● **Direction**
Write the data out again exactly, dropping any images it holds.

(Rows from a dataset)
··········

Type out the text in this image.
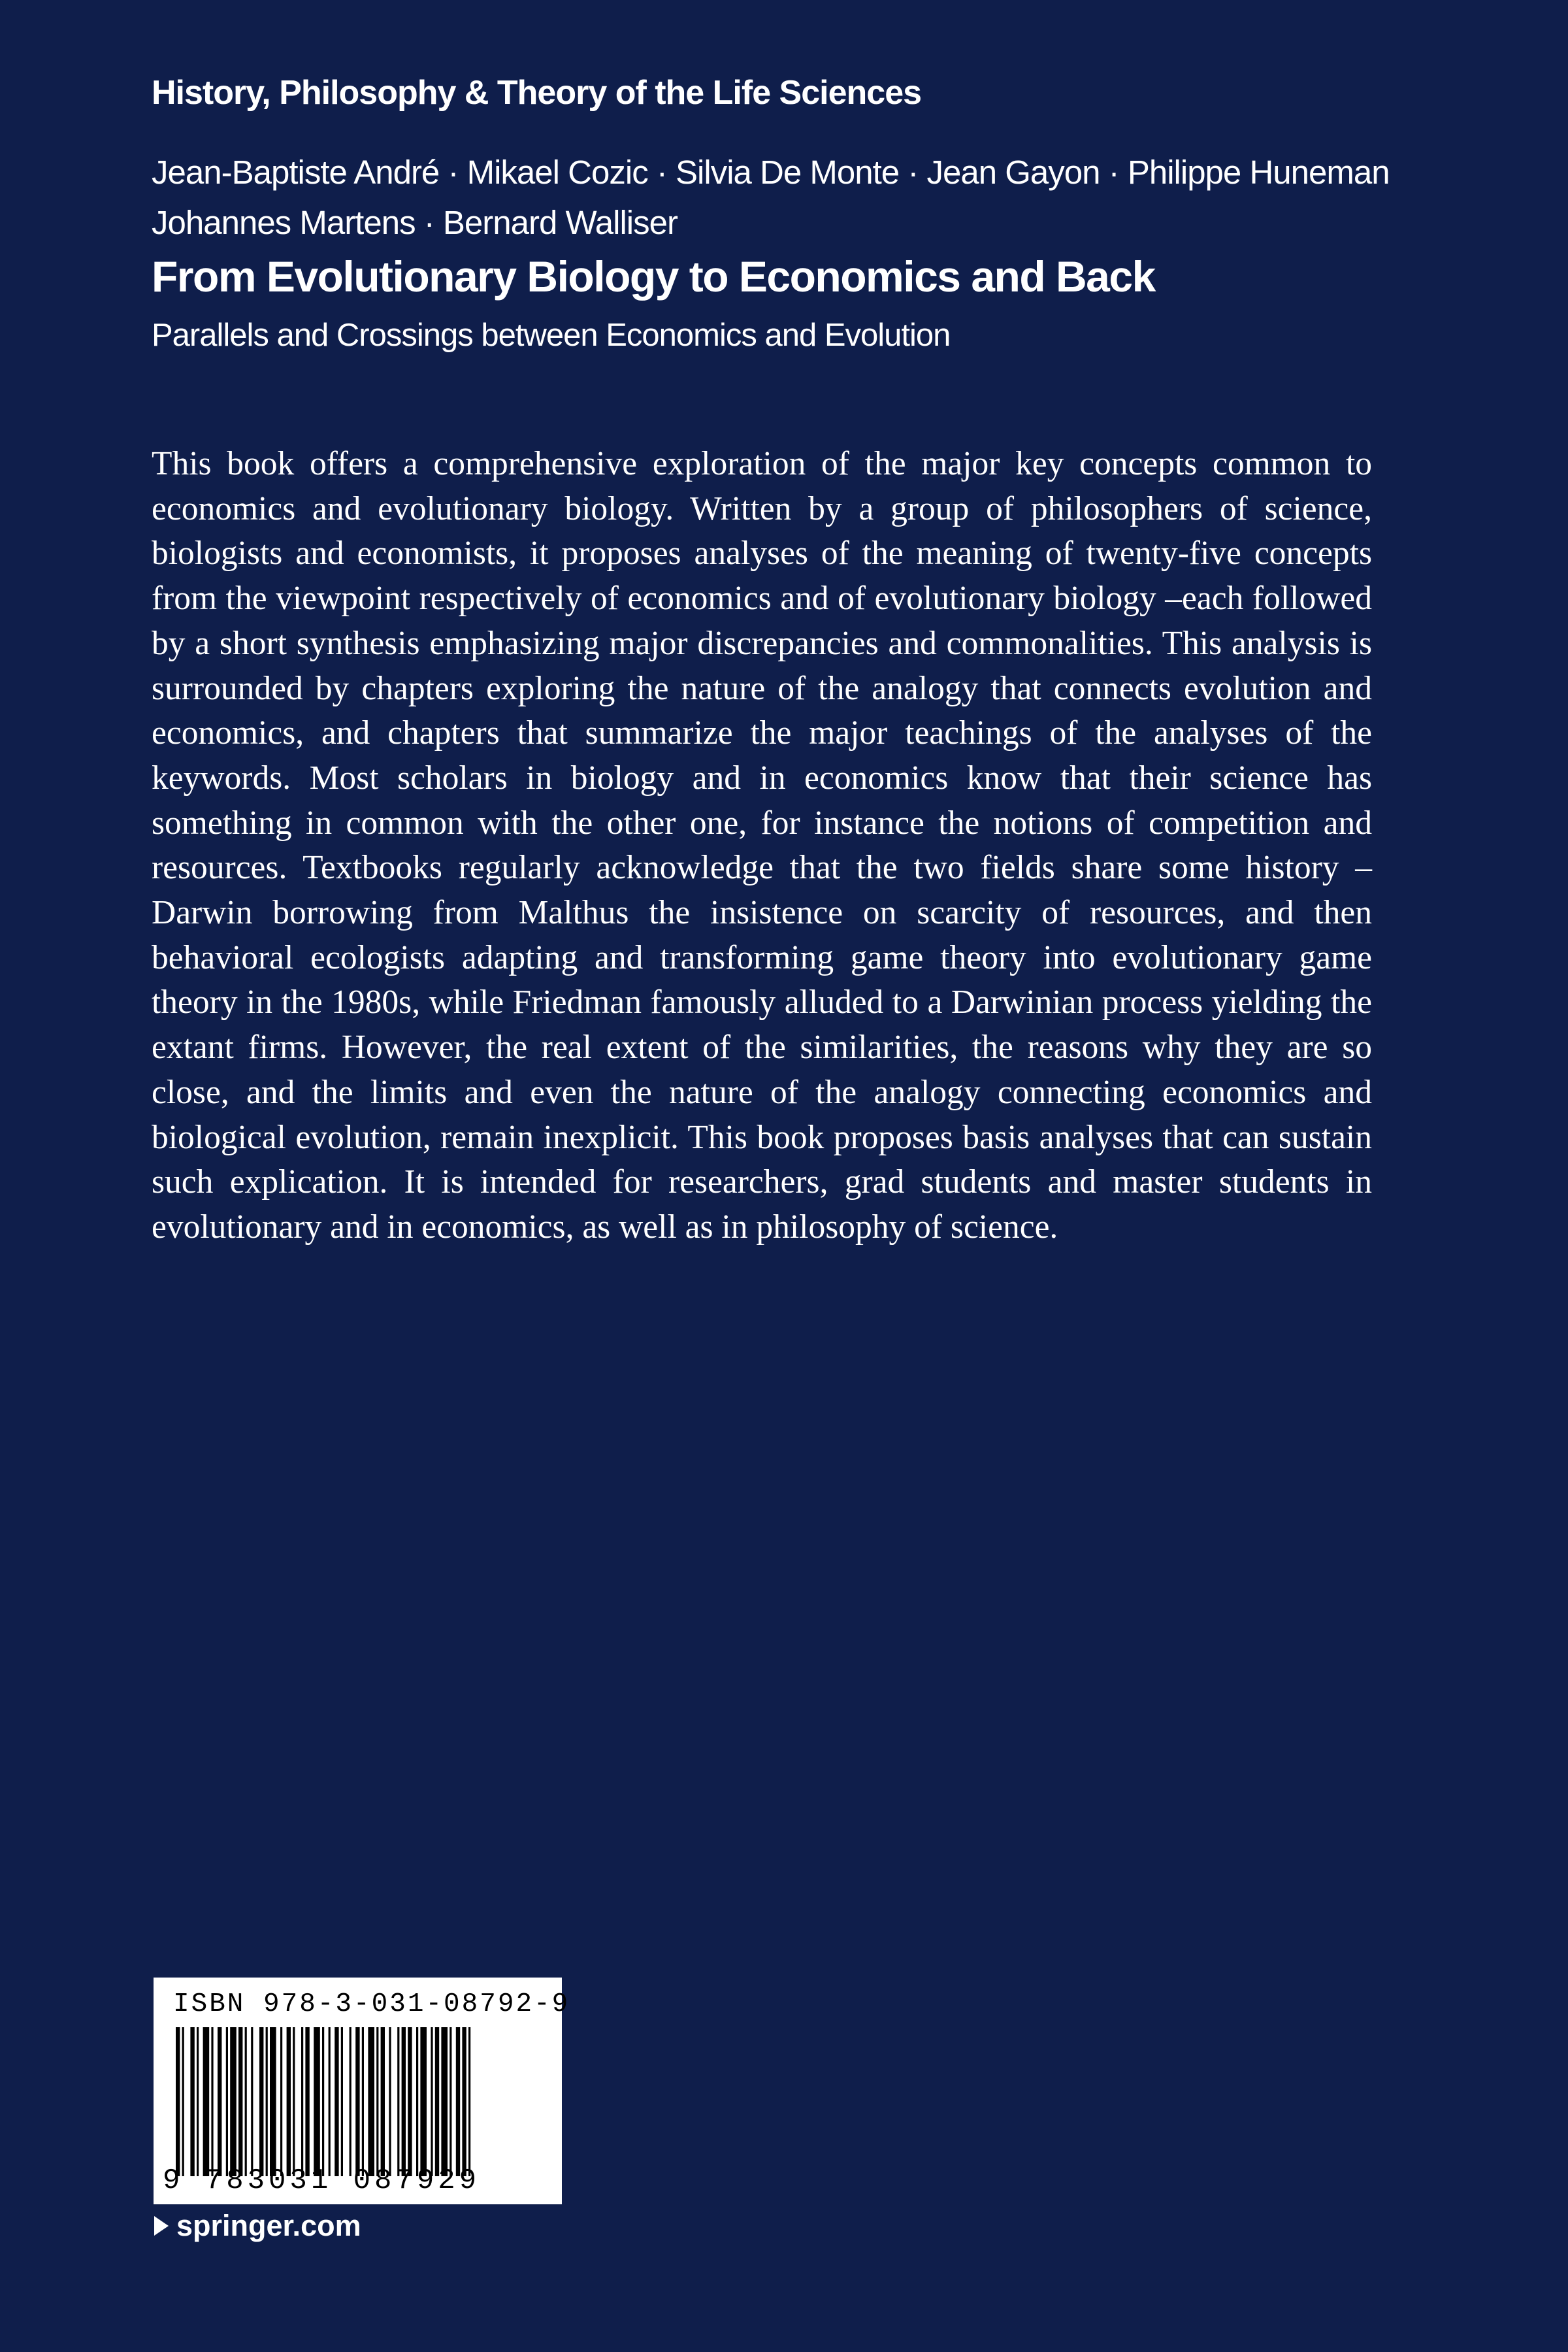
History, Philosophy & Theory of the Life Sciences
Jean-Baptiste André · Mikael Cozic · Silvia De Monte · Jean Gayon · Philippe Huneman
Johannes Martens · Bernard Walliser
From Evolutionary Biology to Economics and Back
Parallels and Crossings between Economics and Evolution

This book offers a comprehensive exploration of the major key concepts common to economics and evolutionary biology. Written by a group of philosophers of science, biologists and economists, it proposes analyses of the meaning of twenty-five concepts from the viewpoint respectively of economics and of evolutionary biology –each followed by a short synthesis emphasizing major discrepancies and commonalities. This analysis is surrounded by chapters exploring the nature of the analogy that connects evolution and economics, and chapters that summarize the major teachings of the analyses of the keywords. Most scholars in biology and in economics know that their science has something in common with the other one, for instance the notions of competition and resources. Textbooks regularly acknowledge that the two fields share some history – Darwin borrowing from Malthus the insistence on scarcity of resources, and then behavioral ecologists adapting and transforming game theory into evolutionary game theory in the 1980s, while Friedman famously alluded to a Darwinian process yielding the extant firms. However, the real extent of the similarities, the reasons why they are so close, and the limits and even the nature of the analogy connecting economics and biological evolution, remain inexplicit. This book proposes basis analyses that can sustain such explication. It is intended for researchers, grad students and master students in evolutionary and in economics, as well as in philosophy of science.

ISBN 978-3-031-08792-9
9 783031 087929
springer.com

··········

● **The output**
Type out the text in this image.
History, Philosophy & Theory of the Life Sciences
Jean-Baptiste André · Mikael Cozic · Silvia De Monte · Jean Gayon · Philippe Huneman
Johannes Martens · Bernard Walliser
From Evolutionary Biology to Economics and Back
Parallels and Crossings between Economics and Evolution

This book offers a comprehensive exploration of the major key concepts common to economics and evolutionary biology. Written by a group of philosophers of science, biologists and economists, it proposes analyses of the meaning of twenty-five concepts from the viewpoint respectively of economics and of evolutionary biology –each followed by a short synthesis emphasizing major discrepancies and commonalities. This analysis is surrounded by chapters exploring the nature of the analogy that connects evolution and economics, and chapters that summarize the major teachings of the analyses of the keywords. Most scholars in biology and in economics know that their science has something in common with the other one, for instance the notions of competition and resources. Textbooks regularly acknowledge that the two fields share some history – Darwin borrowing from Malthus the insistence on scarcity of resources, and then behavioral ecologists adapting and transforming game theory into evolutionary game theory in the 1980s, while Friedman famously alluded to a Darwinian process yielding the extant firms. However, the real extent of the similarities, the reasons why they are so close, and the limits and even the nature of the analogy connecting economics and biological evolution, remain inexplicit. This book proposes basis analyses that can sustain such explication. It is intended for researchers, grad students and master students in evolutionary and in economics, as well as in philosophy of science.

ISBN 978-3-031-08792-9
9 783031 087929
springer.com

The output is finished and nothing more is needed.